> _GOAL_
Write out the data below in full, unchanged, minus the images.

> _EXERCISE MATERIALS_
----------

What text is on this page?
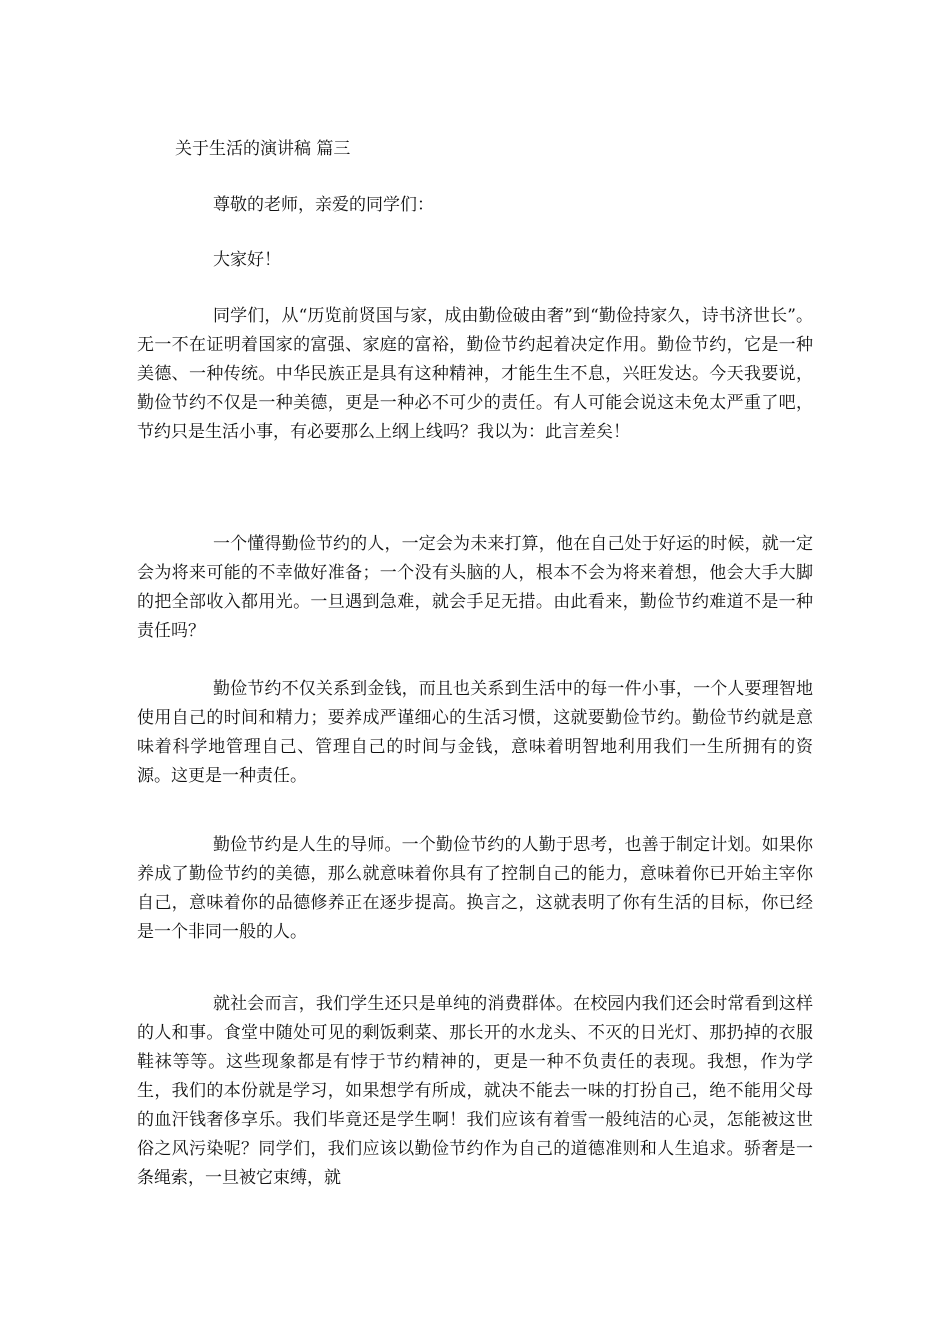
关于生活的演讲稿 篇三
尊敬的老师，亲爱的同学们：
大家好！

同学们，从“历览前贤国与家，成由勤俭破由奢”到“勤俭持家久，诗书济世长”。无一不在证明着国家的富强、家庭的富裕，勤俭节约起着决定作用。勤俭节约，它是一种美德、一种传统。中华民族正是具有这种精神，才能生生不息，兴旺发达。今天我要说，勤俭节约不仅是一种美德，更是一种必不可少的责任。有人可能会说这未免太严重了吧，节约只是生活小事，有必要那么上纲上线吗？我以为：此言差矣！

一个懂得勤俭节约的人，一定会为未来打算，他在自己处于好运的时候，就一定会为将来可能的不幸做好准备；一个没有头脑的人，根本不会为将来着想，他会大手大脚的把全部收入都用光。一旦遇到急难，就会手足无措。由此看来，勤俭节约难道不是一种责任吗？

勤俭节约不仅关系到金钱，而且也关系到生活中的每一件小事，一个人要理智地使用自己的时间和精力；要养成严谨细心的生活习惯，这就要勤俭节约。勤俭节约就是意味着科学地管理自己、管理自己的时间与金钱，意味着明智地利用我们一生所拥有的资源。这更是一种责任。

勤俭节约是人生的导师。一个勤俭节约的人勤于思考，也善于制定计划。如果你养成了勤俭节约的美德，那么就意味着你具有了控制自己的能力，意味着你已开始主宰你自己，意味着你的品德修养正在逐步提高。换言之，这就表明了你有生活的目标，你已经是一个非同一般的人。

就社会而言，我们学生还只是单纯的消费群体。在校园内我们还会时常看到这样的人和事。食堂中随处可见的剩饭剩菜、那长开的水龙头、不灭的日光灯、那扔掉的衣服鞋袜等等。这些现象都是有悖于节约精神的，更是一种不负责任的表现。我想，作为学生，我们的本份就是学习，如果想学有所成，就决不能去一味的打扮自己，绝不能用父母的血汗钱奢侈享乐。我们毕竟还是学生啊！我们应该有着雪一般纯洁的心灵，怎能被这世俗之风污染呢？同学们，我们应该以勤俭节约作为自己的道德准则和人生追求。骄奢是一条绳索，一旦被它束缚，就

----------

> _FINAL ANSWER_
What text is on this page?
关于生活的演讲稿 篇三
尊敬的老师，亲爱的同学们：
大家好！

同学们，从“历览前贤国与家，成由勤俭破由奢”到“勤俭持家久，诗书济世长”。无一不在证明着国家的富强、家庭的富裕，勤俭节约起着决定作用。勤俭节约，它是一种美德、一种传统。中华民族正是具有这种精神，才能生生不息，兴旺发达。今天我要说，勤俭节约不仅是一种美德，更是一种必不可少的责任。有人可能会说这未免太严重了吧，节约只是生活小事，有必要那么上纲上线吗？我以为：此言差矣！

一个懂得勤俭节约的人，一定会为未来打算，他在自己处于好运的时候，就一定会为将来可能的不幸做好准备；一个没有头脑的人，根本不会为将来着想，他会大手大脚的把全部收入都用光。一旦遇到急难，就会手足无措。由此看来，勤俭节约难道不是一种责任吗？

勤俭节约不仅关系到金钱，而且也关系到生活中的每一件小事，一个人要理智地使用自己的时间和精力；要养成严谨细心的生活习惯，这就要勤俭节约。勤俭节约就是意味着科学地管理自己、管理自己的时间与金钱，意味着明智地利用我们一生所拥有的资源。这更是一种责任。

勤俭节约是人生的导师。一个勤俭节约的人勤于思考，也善于制定计划。如果你养成了勤俭节约的美德，那么就意味着你具有了控制自己的能力，意味着你已开始主宰你自己，意味着你的品德修养正在逐步提高。换言之，这就表明了你有生活的目标，你已经是一个非同一般的人。

就社会而言，我们学生还只是单纯的消费群体。在校园内我们还会时常看到这样的人和事。食堂中随处可见的剩饭剩菜、那长开的水龙头、不灭的日光灯、那扔掉的衣服鞋袜等等。这些现象都是有悖于节约精神的，更是一种不负责任的表现。我想，作为学生，我们的本份就是学习，如果想学有所成，就决不能去一味的打扮自己，绝不能用父母的血汗钱奢侈享乐。我们毕竟还是学生啊！我们应该有着雪一般纯洁的心灵，怎能被这世俗之风污染呢？同学们，我们应该以勤俭节约作为自己的道德准则和人生追求。骄奢是一条绳索，一旦被它束缚，就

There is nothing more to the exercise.